## Exercise prompt
Each entry that follows must be output without any deviation.

╭─ Stored records

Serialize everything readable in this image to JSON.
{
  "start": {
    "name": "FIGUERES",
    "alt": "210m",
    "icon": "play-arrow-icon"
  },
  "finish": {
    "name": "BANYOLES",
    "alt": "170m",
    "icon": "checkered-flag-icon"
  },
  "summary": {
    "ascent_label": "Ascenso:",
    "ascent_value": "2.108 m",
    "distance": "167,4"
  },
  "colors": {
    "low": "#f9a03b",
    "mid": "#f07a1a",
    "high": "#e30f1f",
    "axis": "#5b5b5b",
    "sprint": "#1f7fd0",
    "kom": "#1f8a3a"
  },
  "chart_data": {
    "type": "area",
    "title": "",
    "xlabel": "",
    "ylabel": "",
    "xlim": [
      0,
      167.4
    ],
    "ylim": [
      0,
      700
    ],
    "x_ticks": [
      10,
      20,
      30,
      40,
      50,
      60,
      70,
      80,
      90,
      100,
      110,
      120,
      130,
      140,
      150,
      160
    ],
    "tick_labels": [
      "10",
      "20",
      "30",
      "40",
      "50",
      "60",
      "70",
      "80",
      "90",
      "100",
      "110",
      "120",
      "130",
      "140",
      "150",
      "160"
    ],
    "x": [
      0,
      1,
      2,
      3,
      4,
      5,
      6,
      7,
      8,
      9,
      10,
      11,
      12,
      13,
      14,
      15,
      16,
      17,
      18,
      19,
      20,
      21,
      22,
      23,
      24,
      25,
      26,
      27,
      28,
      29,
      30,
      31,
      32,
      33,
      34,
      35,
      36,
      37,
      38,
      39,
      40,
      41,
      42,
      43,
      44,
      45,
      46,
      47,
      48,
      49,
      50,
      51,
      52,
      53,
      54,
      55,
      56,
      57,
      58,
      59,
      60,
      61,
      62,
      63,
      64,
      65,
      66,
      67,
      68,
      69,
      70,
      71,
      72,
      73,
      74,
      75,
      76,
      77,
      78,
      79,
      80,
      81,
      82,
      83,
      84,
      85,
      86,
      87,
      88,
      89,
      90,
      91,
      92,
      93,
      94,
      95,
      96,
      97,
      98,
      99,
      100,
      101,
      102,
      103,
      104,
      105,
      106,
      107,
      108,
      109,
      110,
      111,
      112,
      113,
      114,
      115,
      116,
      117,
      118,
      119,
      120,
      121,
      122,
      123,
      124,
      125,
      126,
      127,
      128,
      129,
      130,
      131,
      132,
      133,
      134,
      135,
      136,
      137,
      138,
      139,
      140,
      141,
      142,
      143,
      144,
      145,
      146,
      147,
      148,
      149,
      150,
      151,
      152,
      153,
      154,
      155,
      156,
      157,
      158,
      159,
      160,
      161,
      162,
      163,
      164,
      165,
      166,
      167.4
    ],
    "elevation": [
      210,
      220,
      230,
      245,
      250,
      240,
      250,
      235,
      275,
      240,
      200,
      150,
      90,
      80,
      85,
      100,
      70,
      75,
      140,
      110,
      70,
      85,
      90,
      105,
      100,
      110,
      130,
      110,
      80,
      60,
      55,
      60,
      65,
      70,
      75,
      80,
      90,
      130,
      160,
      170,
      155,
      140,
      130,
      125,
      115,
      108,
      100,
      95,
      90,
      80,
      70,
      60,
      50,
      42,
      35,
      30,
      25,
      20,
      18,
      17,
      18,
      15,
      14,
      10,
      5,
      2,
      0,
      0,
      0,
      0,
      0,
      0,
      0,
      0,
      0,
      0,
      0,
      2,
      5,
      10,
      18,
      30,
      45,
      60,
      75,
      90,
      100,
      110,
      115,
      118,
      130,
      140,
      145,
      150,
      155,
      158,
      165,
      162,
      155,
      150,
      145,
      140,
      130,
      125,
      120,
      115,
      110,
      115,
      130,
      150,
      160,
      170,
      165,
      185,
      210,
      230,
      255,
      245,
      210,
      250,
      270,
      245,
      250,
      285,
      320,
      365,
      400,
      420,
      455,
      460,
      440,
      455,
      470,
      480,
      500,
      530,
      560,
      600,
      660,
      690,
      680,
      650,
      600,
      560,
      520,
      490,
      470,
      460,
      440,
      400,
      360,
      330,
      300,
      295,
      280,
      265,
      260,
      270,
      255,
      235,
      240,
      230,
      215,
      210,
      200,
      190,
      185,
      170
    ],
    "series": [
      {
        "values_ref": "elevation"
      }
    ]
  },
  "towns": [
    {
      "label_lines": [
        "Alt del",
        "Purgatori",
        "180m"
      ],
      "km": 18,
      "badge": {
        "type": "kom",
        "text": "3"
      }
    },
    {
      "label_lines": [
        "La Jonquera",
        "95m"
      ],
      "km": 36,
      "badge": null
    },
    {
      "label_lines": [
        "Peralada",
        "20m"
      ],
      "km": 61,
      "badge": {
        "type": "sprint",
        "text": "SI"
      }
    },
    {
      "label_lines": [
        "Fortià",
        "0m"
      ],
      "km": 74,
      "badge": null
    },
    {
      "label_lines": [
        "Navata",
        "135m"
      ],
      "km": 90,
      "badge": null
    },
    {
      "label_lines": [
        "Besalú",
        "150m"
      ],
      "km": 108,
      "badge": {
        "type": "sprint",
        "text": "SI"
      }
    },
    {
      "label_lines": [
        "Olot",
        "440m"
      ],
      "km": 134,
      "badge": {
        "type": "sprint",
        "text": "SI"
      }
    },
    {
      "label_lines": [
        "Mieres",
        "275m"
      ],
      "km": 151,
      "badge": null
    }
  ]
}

╰─

## Right answer
Serialize everything readable in this image to JSON.
{
  "start": {
    "name": "FIGUERES",
    "alt": "210m",
    "icon": "play-arrow-icon"
  },
  "finish": {
    "name": "BANYOLES",
    "alt": "170m",
    "icon": "checkered-flag-icon"
  },
  "summary": {
    "ascent_label": "Ascenso:",
    "ascent_value": "2.108 m",
    "distance": "167,4"
  },
  "colors": {
    "low": "#f9a03b",
    "mid": "#f07a1a",
    "high": "#e30f1f",
    "axis": "#5b5b5b",
    "sprint": "#1f7fd0",
    "kom": "#1f8a3a"
  },
  "chart_data": {
    "type": "area",
    "title": "",
    "xlabel": "",
    "ylabel": "",
    "xlim": [
      0,
      167.4
    ],
    "ylim": [
      0,
      700
    ],
    "x_ticks": [
      10,
      20,
      30,
      40,
      50,
      60,
      70,
      80,
      90,
      100,
      110,
      120,
      130,
      140,
      150,
      160
    ],
    "tick_labels": [
      "10",
      "20",
      "30",
      "40",
      "50",
      "60",
      "70",
      "80",
      "90",
      "100",
      "110",
      "120",
      "130",
      "140",
      "150",
      "160"
    ],
    "x": [
      0,
      1,
      2,
      3,
      4,
      5,
      6,
      7,
      8,
      9,
      10,
      11,
      12,
      13,
      14,
      15,
      16,
      17,
      18,
      19,
      20,
      21,
      22,
      23,
      24,
      25,
      26,
      27,
      28,
      29,
      30,
      31,
      32,
      33,
      34,
      35,
      36,
      37,
      38,
      39,
      40,
      41,
      42,
      43,
      44,
      45,
      46,
      47,
      48,
      49,
      50,
      51,
      52,
      53,
      54,
      55,
      56,
      57,
      58,
      59,
      60,
      61,
      62,
      63,
      64,
      65,
      66,
      67,
      68,
      69,
      70,
      71,
      72,
      73,
      74,
      75,
      76,
      77,
      78,
      79,
      80,
      81,
      82,
      83,
      84,
      85,
      86,
      87,
      88,
      89,
      90,
      91,
      92,
      93,
      94,
      95,
      96,
      97,
      98,
      99,
      100,
      101,
      102,
      103,
      104,
      105,
      106,
      107,
      108,
      109,
      110,
      111,
      112,
      113,
      114,
      115,
      116,
      117,
      118,
      119,
      120,
      121,
      122,
      123,
      124,
      125,
      126,
      127,
      128,
      129,
      130,
      131,
      132,
      133,
      134,
      135,
      136,
      137,
      138,
      139,
      140,
      141,
      142,
      143,
      144,
      145,
      146,
      147,
      148,
      149,
      150,
      151,
      152,
      153,
      154,
      155,
      156,
      157,
      158,
      159,
      160,
      161,
      162,
      163,
      164,
      165,
      166,
      167.4
    ],
    "elevation": [
      210,
      220,
      230,
      245,
      250,
      240,
      250,
      235,
      275,
      240,
      200,
      150,
      90,
      80,
      85,
      100,
      70,
      75,
      140,
      110,
      70,
      85,
      90,
      105,
      100,
      110,
      130,
      110,
      80,
      60,
      55,
      60,
      65,
      70,
      75,
      80,
      90,
      130,
      160,
      170,
      155,
      140,
      130,
      125,
      115,
      108,
      100,
      95,
      90,
      80,
      70,
      60,
      50,
      42,
      35,
      30,
      25,
      20,
      18,
      17,
      18,
      15,
      14,
      10,
      5,
      2,
      0,
      0,
      0,
      0,
      0,
      0,
      0,
      0,
      0,
      0,
      0,
      2,
      5,
      10,
      18,
      30,
      45,
      60,
      75,
      90,
      100,
      110,
      115,
      118,
      130,
      140,
      145,
      150,
      155,
      158,
      165,
      162,
      155,
      150,
      145,
      140,
      130,
      125,
      120,
      115,
      110,
      115,
      130,
      150,
      160,
      170,
      165,
      185,
      210,
      230,
      255,
      245,
      210,
      250,
      270,
      245,
      250,
      285,
      320,
      365,
      400,
      420,
      455,
      460,
      440,
      455,
      470,
      480,
      500,
      530,
      560,
      600,
      660,
      690,
      680,
      650,
      600,
      560,
      520,
      490,
      470,
      460,
      440,
      400,
      360,
      330,
      300,
      295,
      280,
      265,
      260,
      270,
      255,
      235,
      240,
      230,
      215,
      210,
      200,
      190,
      185,
      170
    ],
    "series": [
      {
        "values_ref": "elevation"
      }
    ]
  },
  "towns": [
    {
      "label_lines": [
        "Alt del",
        "Purgatori",
        "180m"
      ],
      "km": 18,
      "badge": {
        "type": "kom",
        "text": "3"
      }
    },
    {
      "label_lines": [
        "La Jonquera",
        "95m"
      ],
      "km": 36,
      "badge": null
    },
    {
      "label_lines": [
        "Peralada",
        "20m"
      ],
      "km": 61,
      "badge": {
        "type": "sprint",
        "text": "SI"
      }
    },
    {
      "label_lines": [
        "Fortià",
        "0m"
      ],
      "km": 74,
      "badge": null
    },
    {
      "label_lines": [
        "Navata",
        "135m"
      ],
      "km": 90,
      "badge": null
    },
    {
      "label_lines": [
        "Besalú",
        "150m"
      ],
      "km": 108,
      "badge": {
        "type": "sprint",
        "text": "SI"
      }
    },
    {
      "label_lines": [
        "Olot",
        "440m"
      ],
      "km": 134,
      "badge": {
        "type": "sprint",
        "text": "SI"
      }
    },
    {
      "label_lines": [
        "Mieres",
        "275m"
      ],
      "km": 151,
      "badge": null
    }
  ]
}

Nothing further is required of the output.